• [Work to do]:
Gather all lines in the data that hold the string "color".

** START Input for this task **

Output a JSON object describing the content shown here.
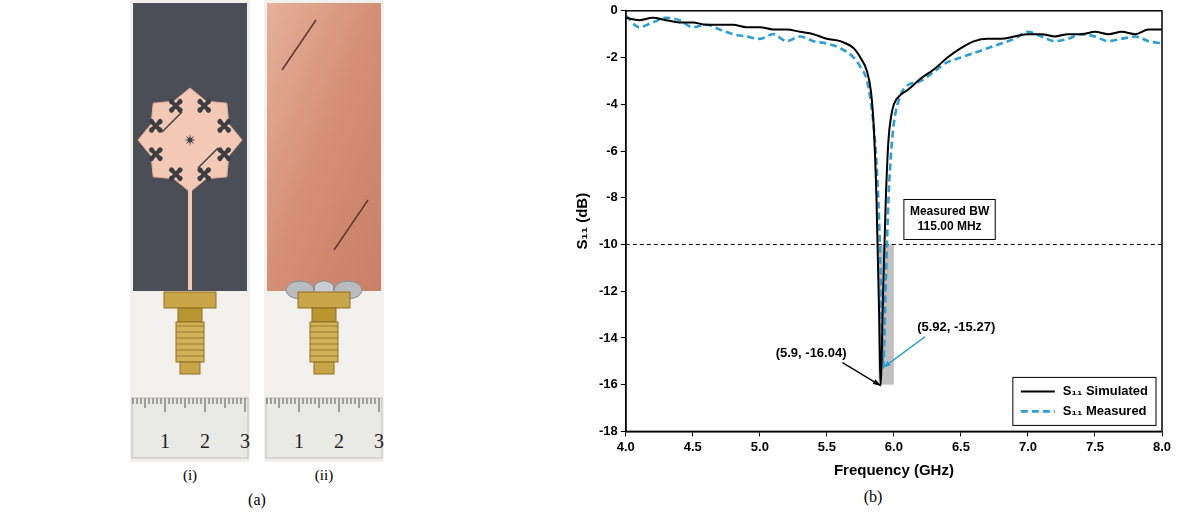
{
  "figure": {
    "panel_a": {
      "label": "(a)",
      "photos": [
        {
          "label": "(i)",
          "ruler_labels": [
            "1",
            "2",
            "3"
          ]
        },
        {
          "label": "(ii)",
          "ruler_labels": [
            "1",
            "2",
            "3"
          ]
        }
      ]
    },
    "panel_b": {
      "label": "(b)"
    }
  },
  "chart_data": {
    "type": "line",
    "x_label": "Frequency (GHz)",
    "y_label": "S₁₁ (dB)",
    "x": [
      4.0,
      4.1,
      4.2,
      4.3,
      4.4,
      4.5,
      4.6,
      4.7,
      4.8,
      4.9,
      5.0,
      5.1,
      5.2,
      5.3,
      5.4,
      5.5,
      5.6,
      5.7,
      5.75,
      5.8,
      5.83,
      5.85,
      5.87,
      5.89,
      5.9,
      5.92,
      5.94,
      5.96,
      5.98,
      6.0,
      6.05,
      6.1,
      6.2,
      6.3,
      6.4,
      6.5,
      6.6,
      6.7,
      6.8,
      6.9,
      7.0,
      7.1,
      7.2,
      7.3,
      7.4,
      7.5,
      7.6,
      7.7,
      7.8,
      7.9,
      8.0
    ],
    "series": [
      {
        "name": "S₁₁ Simulated",
        "color": "#000000",
        "line_style": "solid",
        "values": [
          -0.3,
          -0.4,
          -0.3,
          -0.4,
          -0.5,
          -0.5,
          -0.6,
          -0.6,
          -0.6,
          -0.7,
          -0.7,
          -0.8,
          -0.8,
          -0.9,
          -1.0,
          -1.2,
          -1.3,
          -1.6,
          -2.0,
          -2.6,
          -3.5,
          -5.0,
          -8.0,
          -13.0,
          -16.04,
          -12.0,
          -8.0,
          -5.5,
          -4.5,
          -4.0,
          -3.6,
          -3.4,
          -2.9,
          -2.5,
          -2.0,
          -1.6,
          -1.3,
          -1.2,
          -1.2,
          -1.1,
          -1.0,
          -1.0,
          -1.1,
          -1.0,
          -1.0,
          -0.9,
          -1.0,
          -0.9,
          -1.0,
          -0.8,
          -0.8
        ]
      },
      {
        "name": "S₁₁ Measured",
        "color": "#2a9fd6",
        "line_style": "dashed",
        "values": [
          -0.2,
          -0.7,
          -0.5,
          -0.3,
          -0.4,
          -0.7,
          -0.6,
          -0.8,
          -1.0,
          -1.1,
          -1.2,
          -1.0,
          -1.3,
          -1.1,
          -1.3,
          -1.4,
          -1.6,
          -2.0,
          -2.4,
          -3.0,
          -4.0,
          -5.0,
          -6.5,
          -9.0,
          -11.0,
          -15.27,
          -11.5,
          -8.0,
          -6.0,
          -4.8,
          -3.6,
          -3.2,
          -3.0,
          -2.6,
          -2.2,
          -2.0,
          -1.8,
          -1.6,
          -1.4,
          -1.2,
          -0.9,
          -1.1,
          -1.3,
          -1.2,
          -1.0,
          -1.1,
          -1.3,
          -1.2,
          -1.1,
          -1.3,
          -1.4
        ]
      }
    ],
    "xlim": [
      4,
      8
    ],
    "xticks": [
      {
        "value": 4,
        "label": "4.0"
      },
      {
        "value": 4.5,
        "label": "4.5"
      },
      {
        "value": 5,
        "label": "5.0"
      },
      {
        "value": 5.5,
        "label": "5.5"
      },
      {
        "value": 6,
        "label": "6.0"
      },
      {
        "value": 6.5,
        "label": "6.5"
      },
      {
        "value": 7,
        "label": "7.0"
      },
      {
        "value": 7.5,
        "label": "7.5"
      },
      {
        "value": 8,
        "label": "8.0"
      }
    ],
    "ylim": [
      -18,
      0
    ],
    "yticks": [
      -18,
      -16,
      -14,
      -12,
      -10,
      -8,
      -6,
      -4,
      -2,
      0
    ],
    "grid": false,
    "legend": "lower right",
    "reference_line": {
      "y": -10,
      "line_style": "dashed"
    },
    "shaded_band": {
      "x": [
        5.885,
        6.0
      ],
      "y": [
        -16,
        -10
      ]
    },
    "bw_box": [
      "Measured BW",
      "115.00 MHz"
    ],
    "annotations": [
      {
        "text": "(5.9, -16.04)",
        "x": 5.9,
        "y": -16.04,
        "color": "#000000"
      },
      {
        "text": "(5.92, -15.27)",
        "x": 5.92,
        "y": -15.27,
        "color": "#2a9fd6"
      }
    ]
  }
}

** END Input for this task **

• [Expected answer]:
        "color": "#000000",
        "color": "#2a9fd6",
        "color": "#000000"
        "color": "#2a9fd6"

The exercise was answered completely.